**Aim:**
In the material below, list every line carrying the string "Delta".

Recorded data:

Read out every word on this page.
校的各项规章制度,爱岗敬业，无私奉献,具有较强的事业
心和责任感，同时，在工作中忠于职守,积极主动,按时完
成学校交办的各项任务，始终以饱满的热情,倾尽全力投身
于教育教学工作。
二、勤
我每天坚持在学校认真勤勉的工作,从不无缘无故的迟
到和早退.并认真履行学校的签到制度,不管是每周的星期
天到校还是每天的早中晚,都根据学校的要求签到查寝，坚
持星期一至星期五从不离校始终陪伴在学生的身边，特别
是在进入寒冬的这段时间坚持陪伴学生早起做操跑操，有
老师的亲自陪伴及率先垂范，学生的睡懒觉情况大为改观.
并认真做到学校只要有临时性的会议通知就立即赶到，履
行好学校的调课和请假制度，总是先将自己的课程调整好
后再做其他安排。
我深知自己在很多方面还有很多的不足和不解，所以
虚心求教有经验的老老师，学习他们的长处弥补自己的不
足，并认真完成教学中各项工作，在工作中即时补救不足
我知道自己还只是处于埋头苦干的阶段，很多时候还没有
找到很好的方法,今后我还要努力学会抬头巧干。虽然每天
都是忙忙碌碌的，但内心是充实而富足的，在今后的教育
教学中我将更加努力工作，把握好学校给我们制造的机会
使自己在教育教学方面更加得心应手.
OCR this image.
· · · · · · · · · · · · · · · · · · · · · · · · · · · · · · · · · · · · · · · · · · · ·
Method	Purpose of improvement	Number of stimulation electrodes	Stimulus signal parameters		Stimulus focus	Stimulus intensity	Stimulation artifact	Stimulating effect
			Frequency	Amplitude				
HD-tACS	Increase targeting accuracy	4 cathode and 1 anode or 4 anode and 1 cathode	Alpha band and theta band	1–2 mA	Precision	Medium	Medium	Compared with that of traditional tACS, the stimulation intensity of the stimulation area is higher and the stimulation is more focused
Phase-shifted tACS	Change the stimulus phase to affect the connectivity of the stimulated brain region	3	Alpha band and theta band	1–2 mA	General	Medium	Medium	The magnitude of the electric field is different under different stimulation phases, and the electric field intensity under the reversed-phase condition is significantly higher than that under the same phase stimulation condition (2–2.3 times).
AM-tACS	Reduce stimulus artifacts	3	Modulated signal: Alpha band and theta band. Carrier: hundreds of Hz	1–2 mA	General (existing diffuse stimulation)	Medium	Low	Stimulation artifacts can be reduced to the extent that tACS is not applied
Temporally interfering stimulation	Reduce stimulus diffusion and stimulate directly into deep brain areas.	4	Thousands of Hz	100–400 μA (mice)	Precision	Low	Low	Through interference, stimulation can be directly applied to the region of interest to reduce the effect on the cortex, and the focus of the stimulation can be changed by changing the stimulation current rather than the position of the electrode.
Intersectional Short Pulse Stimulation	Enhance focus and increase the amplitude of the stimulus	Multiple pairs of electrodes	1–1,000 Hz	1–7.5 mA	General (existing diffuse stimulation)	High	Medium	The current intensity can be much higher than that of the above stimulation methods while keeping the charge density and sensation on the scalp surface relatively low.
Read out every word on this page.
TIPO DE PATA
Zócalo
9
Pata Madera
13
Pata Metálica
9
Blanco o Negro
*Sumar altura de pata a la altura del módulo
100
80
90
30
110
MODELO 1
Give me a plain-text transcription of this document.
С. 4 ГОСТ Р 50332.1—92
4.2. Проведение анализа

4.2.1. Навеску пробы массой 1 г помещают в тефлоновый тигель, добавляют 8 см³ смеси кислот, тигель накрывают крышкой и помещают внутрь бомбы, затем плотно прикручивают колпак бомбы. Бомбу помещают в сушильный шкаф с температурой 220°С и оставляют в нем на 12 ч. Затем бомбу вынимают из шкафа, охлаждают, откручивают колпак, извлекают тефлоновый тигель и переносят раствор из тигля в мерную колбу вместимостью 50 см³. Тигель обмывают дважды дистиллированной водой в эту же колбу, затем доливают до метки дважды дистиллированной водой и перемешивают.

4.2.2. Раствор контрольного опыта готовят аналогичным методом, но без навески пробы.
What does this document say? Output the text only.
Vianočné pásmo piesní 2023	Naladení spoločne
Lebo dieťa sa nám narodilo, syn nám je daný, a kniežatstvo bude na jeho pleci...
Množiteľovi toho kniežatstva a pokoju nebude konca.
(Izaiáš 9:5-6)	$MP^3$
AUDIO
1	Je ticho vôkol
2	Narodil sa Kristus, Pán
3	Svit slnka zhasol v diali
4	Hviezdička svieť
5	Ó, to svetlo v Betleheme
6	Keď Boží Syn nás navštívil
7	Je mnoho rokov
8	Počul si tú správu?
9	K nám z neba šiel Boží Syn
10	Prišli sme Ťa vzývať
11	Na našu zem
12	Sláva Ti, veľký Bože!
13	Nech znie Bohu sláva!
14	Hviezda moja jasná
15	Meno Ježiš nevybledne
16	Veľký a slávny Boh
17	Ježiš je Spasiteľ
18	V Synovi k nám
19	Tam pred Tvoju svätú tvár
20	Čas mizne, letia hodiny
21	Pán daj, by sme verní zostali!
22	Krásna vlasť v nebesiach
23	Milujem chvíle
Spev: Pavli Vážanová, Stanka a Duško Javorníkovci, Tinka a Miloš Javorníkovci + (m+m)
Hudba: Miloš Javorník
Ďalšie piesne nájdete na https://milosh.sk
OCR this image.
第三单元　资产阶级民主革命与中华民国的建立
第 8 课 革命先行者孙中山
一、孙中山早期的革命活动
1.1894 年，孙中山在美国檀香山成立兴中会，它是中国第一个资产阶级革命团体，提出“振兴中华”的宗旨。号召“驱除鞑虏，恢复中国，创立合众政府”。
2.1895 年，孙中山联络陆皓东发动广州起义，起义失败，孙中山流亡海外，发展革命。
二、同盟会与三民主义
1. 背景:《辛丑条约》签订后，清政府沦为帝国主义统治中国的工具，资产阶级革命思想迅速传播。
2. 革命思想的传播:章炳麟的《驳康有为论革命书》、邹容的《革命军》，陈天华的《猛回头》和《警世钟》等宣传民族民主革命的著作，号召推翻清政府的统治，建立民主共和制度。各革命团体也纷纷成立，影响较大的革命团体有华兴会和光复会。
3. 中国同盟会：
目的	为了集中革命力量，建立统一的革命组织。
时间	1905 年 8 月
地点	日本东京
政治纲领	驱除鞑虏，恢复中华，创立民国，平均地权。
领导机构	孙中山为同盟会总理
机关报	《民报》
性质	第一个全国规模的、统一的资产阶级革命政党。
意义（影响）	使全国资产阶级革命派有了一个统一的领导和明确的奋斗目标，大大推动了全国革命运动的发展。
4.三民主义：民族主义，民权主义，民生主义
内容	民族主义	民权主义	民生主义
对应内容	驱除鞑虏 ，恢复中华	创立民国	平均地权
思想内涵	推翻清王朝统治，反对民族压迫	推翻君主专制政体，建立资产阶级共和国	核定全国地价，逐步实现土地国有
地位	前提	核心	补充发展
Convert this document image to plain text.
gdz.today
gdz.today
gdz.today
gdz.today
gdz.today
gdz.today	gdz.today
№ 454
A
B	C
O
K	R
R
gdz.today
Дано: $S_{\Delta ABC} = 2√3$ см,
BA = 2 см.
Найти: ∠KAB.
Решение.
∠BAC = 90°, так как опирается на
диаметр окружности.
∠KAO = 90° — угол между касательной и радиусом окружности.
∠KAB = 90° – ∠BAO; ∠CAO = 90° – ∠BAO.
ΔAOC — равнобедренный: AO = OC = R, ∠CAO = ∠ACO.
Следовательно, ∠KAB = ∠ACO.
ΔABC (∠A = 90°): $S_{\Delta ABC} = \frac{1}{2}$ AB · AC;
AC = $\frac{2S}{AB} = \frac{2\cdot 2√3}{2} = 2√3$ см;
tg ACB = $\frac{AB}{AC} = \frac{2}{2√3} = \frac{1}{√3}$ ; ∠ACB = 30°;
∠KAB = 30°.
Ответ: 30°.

**Result of the task:**
Дано: $S_{\Delta ABC} = 2√3$ см,
ΔABC (∠A = 90°): $S_{\Delta ABC} = \frac{1}{2}$ AB · AC;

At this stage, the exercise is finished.